Material:
────────
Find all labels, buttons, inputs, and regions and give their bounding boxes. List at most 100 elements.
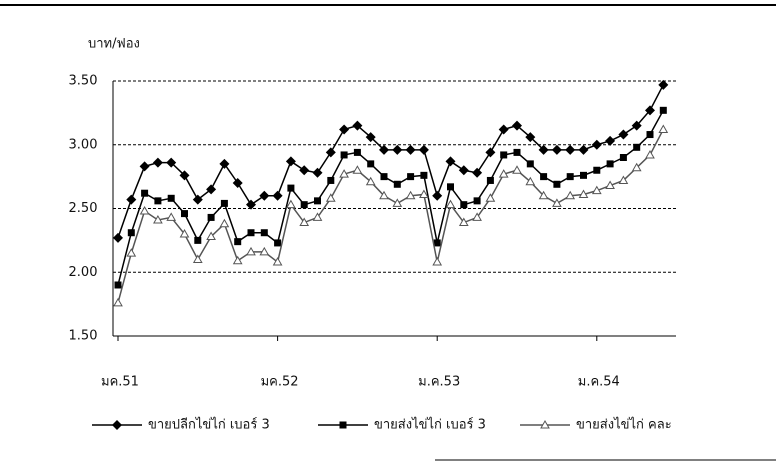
y-tick-label: 2.50 (69, 201, 98, 216)
data-point (246, 199, 256, 210)
data-point (407, 173, 415, 181)
data-point (433, 239, 441, 247)
data-point (606, 160, 614, 168)
y-tick-label: 1.50 (69, 329, 98, 344)
data-point (312, 212, 323, 221)
data-point (525, 176, 536, 186)
data-point (154, 197, 162, 205)
data-point (259, 246, 270, 256)
data-point (192, 254, 203, 263)
data-point (179, 228, 190, 238)
data-point (445, 156, 456, 167)
data-point (553, 180, 561, 188)
data-point (286, 199, 296, 209)
legend-label: ขายปลีกไข่ไก่ เบอร์ 3 (148, 417, 270, 433)
data-point (658, 124, 669, 133)
data-point (473, 197, 481, 205)
data-point (500, 151, 508, 159)
data-point (646, 131, 654, 139)
data-point (538, 144, 549, 155)
data-point (631, 120, 642, 131)
data-point (272, 190, 283, 201)
data-point (405, 144, 416, 155)
data-point (153, 214, 163, 224)
data-point (605, 180, 615, 190)
data-point (379, 144, 389, 155)
data-point (314, 197, 321, 205)
data-point (419, 189, 429, 198)
data-point (207, 213, 215, 221)
data-point (220, 199, 228, 207)
data-point (340, 151, 348, 159)
y-axis-label: บาท/ฟอง (88, 37, 140, 52)
data-point (591, 139, 602, 150)
data-point (246, 246, 256, 256)
data-point (114, 281, 122, 289)
data-point (618, 175, 629, 184)
data-point (259, 190, 270, 201)
data-point (432, 190, 443, 201)
data-point (192, 194, 203, 205)
data-point (460, 201, 468, 209)
data-point (339, 124, 350, 135)
data-point (645, 149, 655, 159)
data-point (260, 229, 268, 237)
data-point (458, 217, 469, 227)
data-point (392, 144, 403, 155)
data-point (127, 229, 135, 237)
legend-label: ขายส่งไข่ไก่ คละ (576, 417, 672, 433)
data-point (591, 185, 602, 195)
data-point (352, 165, 363, 174)
data-point (538, 190, 549, 200)
data-point (234, 238, 242, 246)
data-point (325, 193, 336, 202)
data-point (300, 201, 308, 209)
data-point (367, 160, 375, 168)
data-point (353, 148, 361, 156)
data-point (472, 212, 482, 221)
data-point (619, 154, 627, 161)
legend-marker (339, 421, 347, 429)
data-point (139, 161, 150, 172)
data-point (659, 106, 667, 114)
data-point (219, 158, 230, 169)
y-tick-label: 3.00 (69, 137, 98, 152)
data-point (179, 170, 190, 181)
data-point (445, 199, 456, 209)
data-point (206, 231, 216, 241)
data-point (274, 239, 282, 247)
data-point (605, 135, 616, 146)
data-point (352, 120, 363, 131)
data-point (405, 190, 416, 200)
data-point (432, 257, 443, 266)
x-tick-label: ม.ค.54 (578, 375, 620, 390)
data-point (392, 198, 403, 207)
data-point (219, 218, 230, 228)
data-point (578, 189, 589, 198)
data-point (552, 198, 562, 207)
data-point (325, 147, 336, 158)
data-point (285, 156, 296, 167)
data-point (512, 120, 522, 131)
data-point (485, 193, 496, 202)
data-point (365, 132, 376, 143)
data-point (645, 105, 655, 116)
data-point (393, 180, 401, 188)
data-point (152, 157, 163, 168)
data-point (631, 162, 642, 172)
x-tick-label: ม.ค.53 (418, 375, 460, 390)
data-point (578, 144, 589, 155)
data-point (247, 229, 255, 237)
data-point (512, 165, 522, 174)
legend-label: ขายส่งไข่ไก่ เบอร์ 3 (374, 417, 486, 433)
data-point (141, 189, 149, 197)
data-point (566, 173, 574, 181)
data-point (380, 173, 388, 181)
data-point (312, 167, 323, 178)
data-point (166, 157, 177, 168)
data-point (194, 236, 202, 244)
legend-marker (112, 420, 122, 430)
data-point (593, 166, 601, 174)
data-point (565, 190, 576, 200)
data-point (113, 297, 123, 307)
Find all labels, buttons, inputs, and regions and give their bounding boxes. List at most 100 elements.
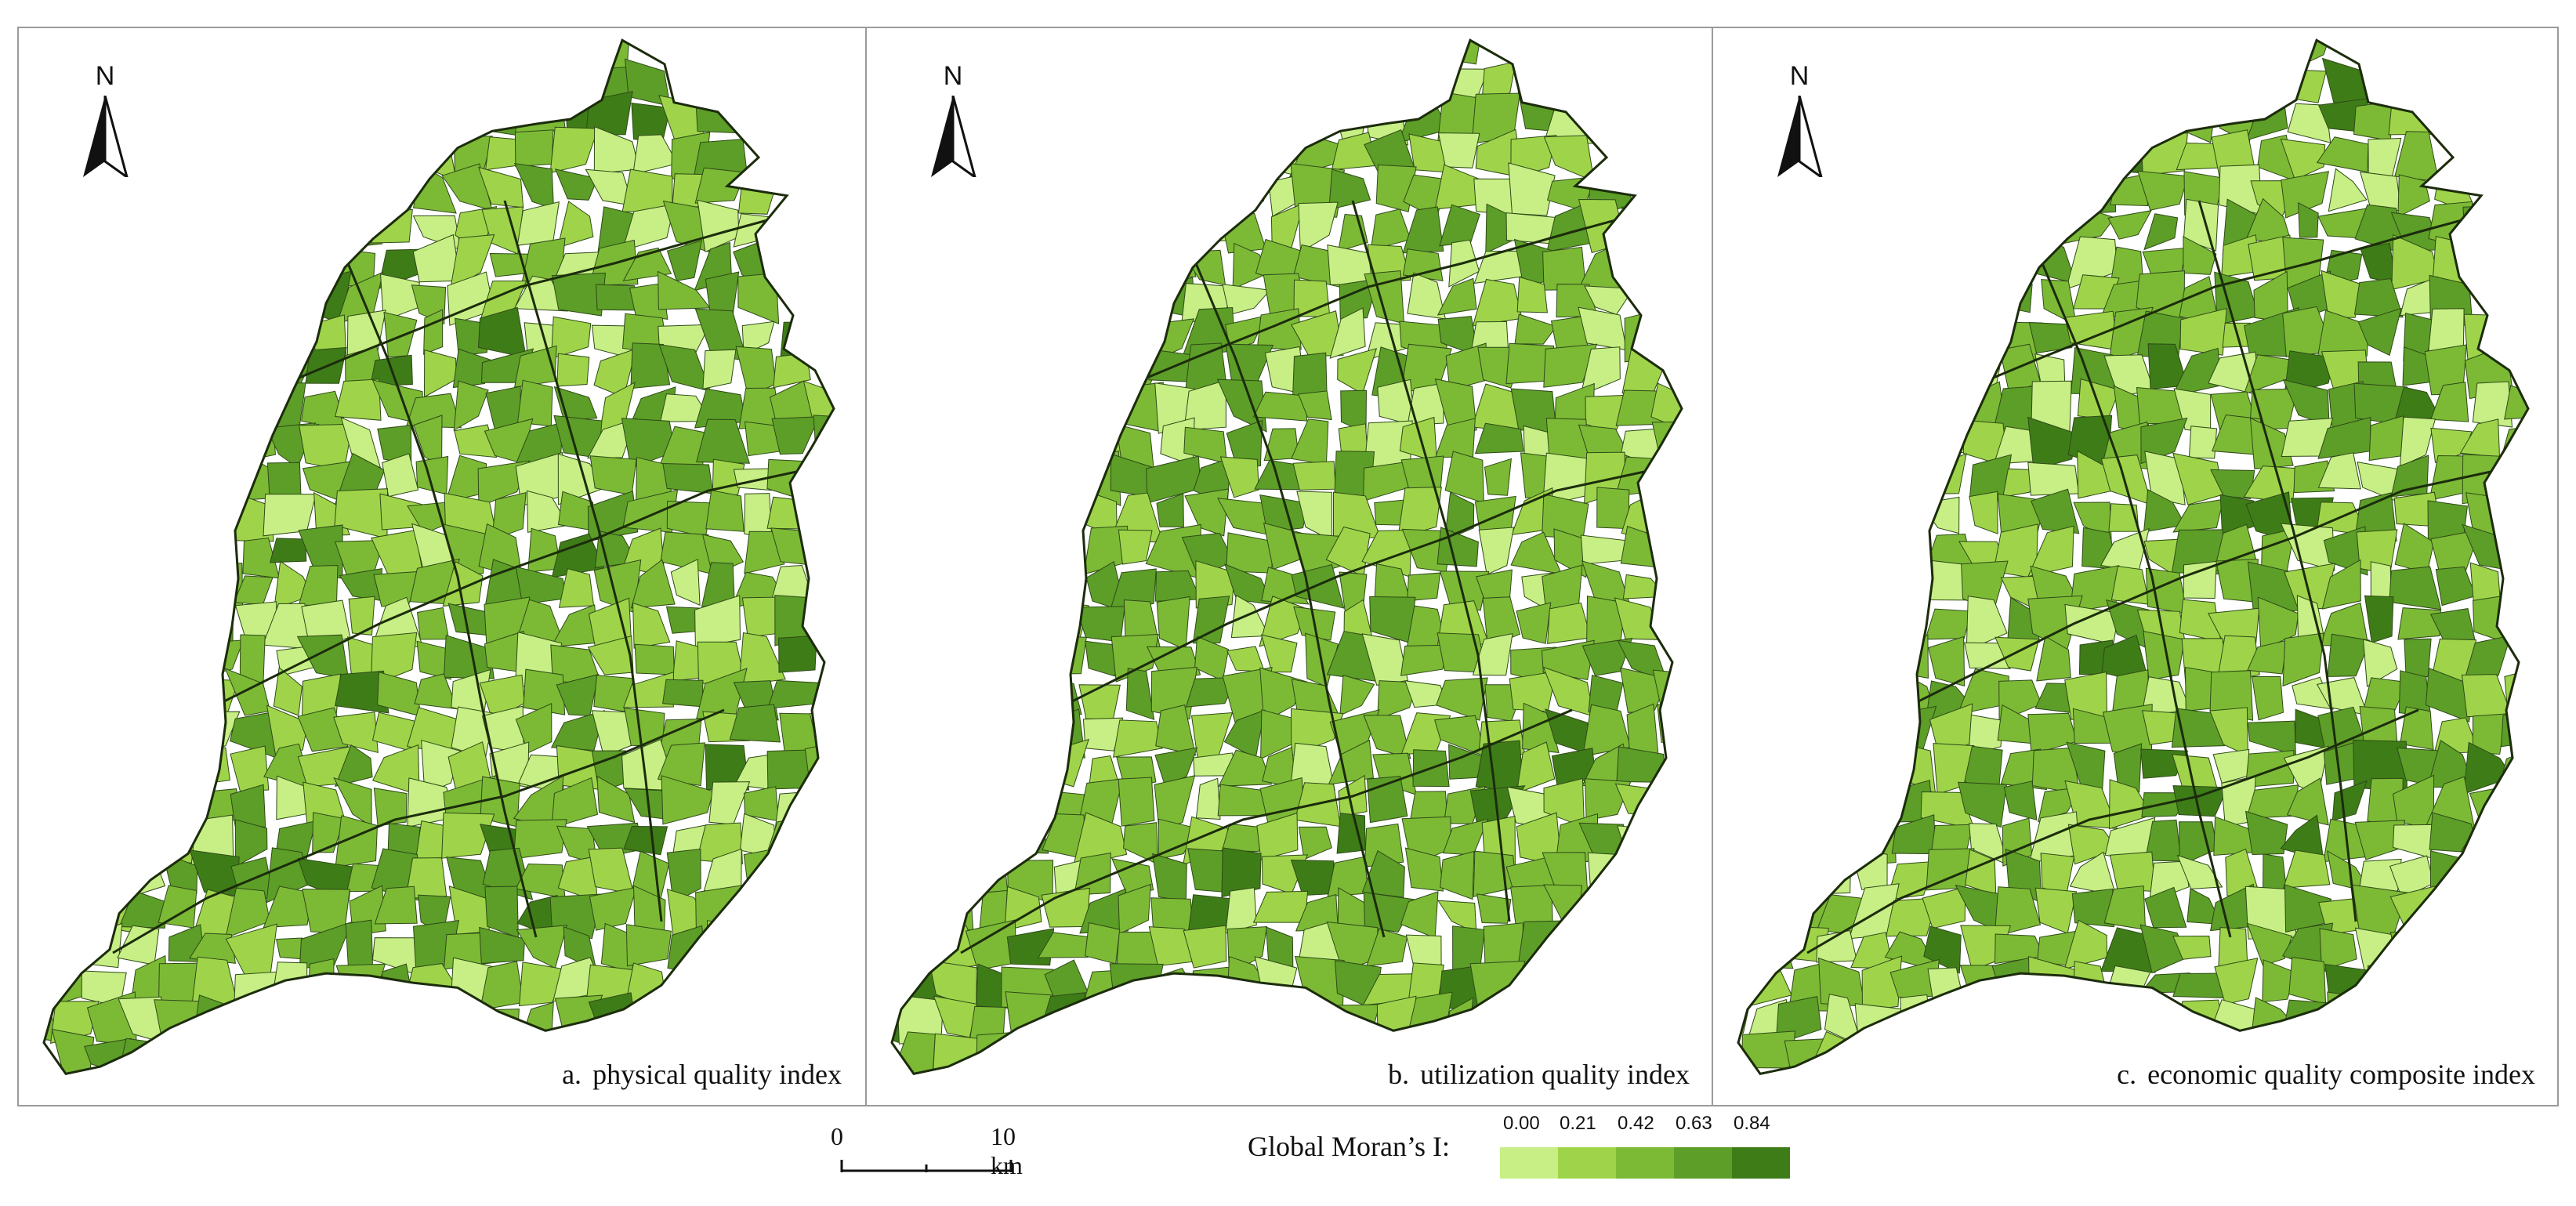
────────
Given instruction: Rewrite the lines starting at the one containing "y-tick-label: 2.50 (69, 201, 98, 216)" and ending at the one containing "data-point (591, 139, 602, 150)", swapping "data-point" for "plot-point" and keeping everything else the same.

Solution to this exercise:
y-tick-label: 2.50 (69, 201, 98, 216)
plot-point (246, 199, 256, 210)
plot-point (407, 173, 415, 181)
plot-point (433, 239, 441, 247)
plot-point (606, 160, 614, 168)
y-tick-label: 1.50 (69, 329, 98, 344)
plot-point (312, 212, 323, 221)
plot-point (525, 176, 536, 186)
plot-point (154, 197, 162, 205)
plot-point (259, 246, 270, 256)
plot-point (192, 254, 203, 263)
plot-point (179, 228, 190, 238)
plot-point (445, 156, 456, 167)
plot-point (553, 180, 561, 188)
plot-point (286, 199, 296, 209)
legend-label: ขายปลีกไข่ไก่ เบอร์ 3 (148, 417, 270, 433)
plot-point (658, 124, 669, 133)
plot-point (473, 197, 481, 205)
plot-point (500, 151, 508, 159)
plot-point (646, 131, 654, 139)
plot-point (538, 144, 549, 155)
plot-point (631, 120, 642, 131)
plot-point (272, 190, 283, 201)
plot-point (405, 144, 416, 155)
plot-point (153, 214, 163, 224)
plot-point (605, 180, 615, 190)
plot-point (379, 144, 389, 155)
plot-point (314, 197, 321, 205)
plot-point (419, 189, 429, 198)
plot-point (207, 213, 215, 221)
plot-point (220, 199, 228, 207)
plot-point (340, 151, 348, 159)
y-axis-label: บาท/ฟอง (88, 37, 140, 52)
plot-point (591, 139, 602, 150)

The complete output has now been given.